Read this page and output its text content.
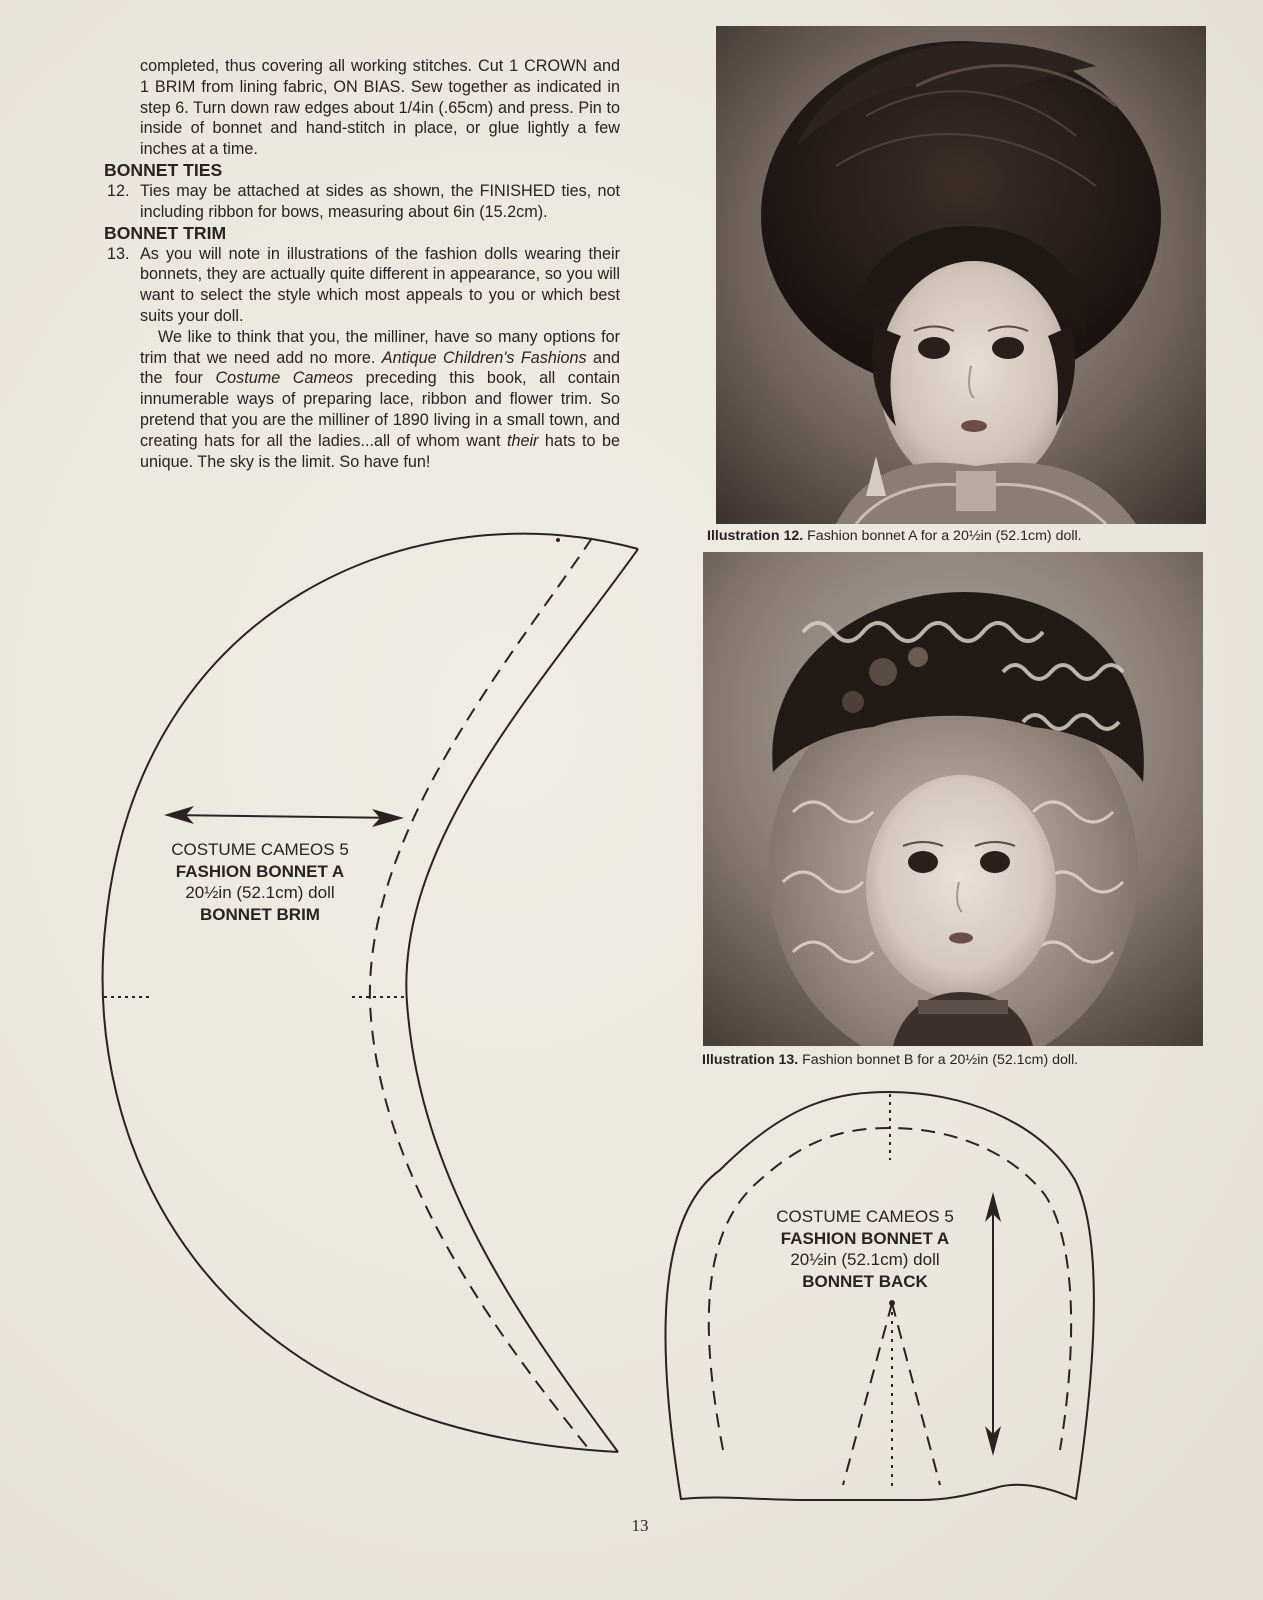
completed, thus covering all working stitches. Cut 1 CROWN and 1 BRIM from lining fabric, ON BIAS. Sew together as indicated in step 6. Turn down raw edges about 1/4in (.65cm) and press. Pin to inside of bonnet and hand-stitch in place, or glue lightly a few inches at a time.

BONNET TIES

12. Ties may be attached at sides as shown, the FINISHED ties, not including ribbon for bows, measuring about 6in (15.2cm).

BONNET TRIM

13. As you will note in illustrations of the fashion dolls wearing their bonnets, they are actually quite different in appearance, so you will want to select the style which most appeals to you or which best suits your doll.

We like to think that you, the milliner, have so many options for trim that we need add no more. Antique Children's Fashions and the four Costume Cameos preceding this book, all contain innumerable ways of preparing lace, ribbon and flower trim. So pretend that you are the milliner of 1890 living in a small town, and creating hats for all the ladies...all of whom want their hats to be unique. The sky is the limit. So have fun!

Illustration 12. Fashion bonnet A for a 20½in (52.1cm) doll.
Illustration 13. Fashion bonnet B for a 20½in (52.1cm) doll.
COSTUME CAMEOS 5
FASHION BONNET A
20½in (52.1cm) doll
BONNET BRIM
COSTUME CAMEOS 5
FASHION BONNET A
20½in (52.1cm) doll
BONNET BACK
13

____

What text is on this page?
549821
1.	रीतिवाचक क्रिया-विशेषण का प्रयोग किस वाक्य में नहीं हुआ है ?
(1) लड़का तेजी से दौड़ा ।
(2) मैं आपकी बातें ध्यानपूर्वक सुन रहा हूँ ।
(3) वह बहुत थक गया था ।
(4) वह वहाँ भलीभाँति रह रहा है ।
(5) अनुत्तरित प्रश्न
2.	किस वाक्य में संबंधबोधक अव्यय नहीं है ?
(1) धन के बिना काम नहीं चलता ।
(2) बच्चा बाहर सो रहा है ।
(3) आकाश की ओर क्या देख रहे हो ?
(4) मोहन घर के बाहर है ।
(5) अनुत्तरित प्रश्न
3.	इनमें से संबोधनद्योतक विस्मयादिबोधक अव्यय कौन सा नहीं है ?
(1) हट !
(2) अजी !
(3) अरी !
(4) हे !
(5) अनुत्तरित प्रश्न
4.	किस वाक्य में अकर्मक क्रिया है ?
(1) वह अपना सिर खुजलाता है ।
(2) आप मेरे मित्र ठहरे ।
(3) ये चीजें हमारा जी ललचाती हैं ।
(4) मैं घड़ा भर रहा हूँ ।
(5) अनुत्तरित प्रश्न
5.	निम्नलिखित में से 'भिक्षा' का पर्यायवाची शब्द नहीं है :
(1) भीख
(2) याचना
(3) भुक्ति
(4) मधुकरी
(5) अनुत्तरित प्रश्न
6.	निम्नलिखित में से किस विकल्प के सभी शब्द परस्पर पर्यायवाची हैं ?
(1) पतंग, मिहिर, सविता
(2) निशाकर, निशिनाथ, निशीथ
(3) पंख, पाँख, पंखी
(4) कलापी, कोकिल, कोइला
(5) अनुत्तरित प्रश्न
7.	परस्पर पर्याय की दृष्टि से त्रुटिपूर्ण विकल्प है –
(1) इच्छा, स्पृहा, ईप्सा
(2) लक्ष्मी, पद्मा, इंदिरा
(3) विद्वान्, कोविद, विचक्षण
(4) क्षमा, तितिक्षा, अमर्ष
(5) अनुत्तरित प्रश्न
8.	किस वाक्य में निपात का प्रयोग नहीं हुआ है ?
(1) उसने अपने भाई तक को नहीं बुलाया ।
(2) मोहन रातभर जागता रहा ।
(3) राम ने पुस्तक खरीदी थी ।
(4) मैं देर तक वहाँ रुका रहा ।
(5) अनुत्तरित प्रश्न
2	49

____

From the material above, count the lines that include "about" and give only the total.

_Response_. 2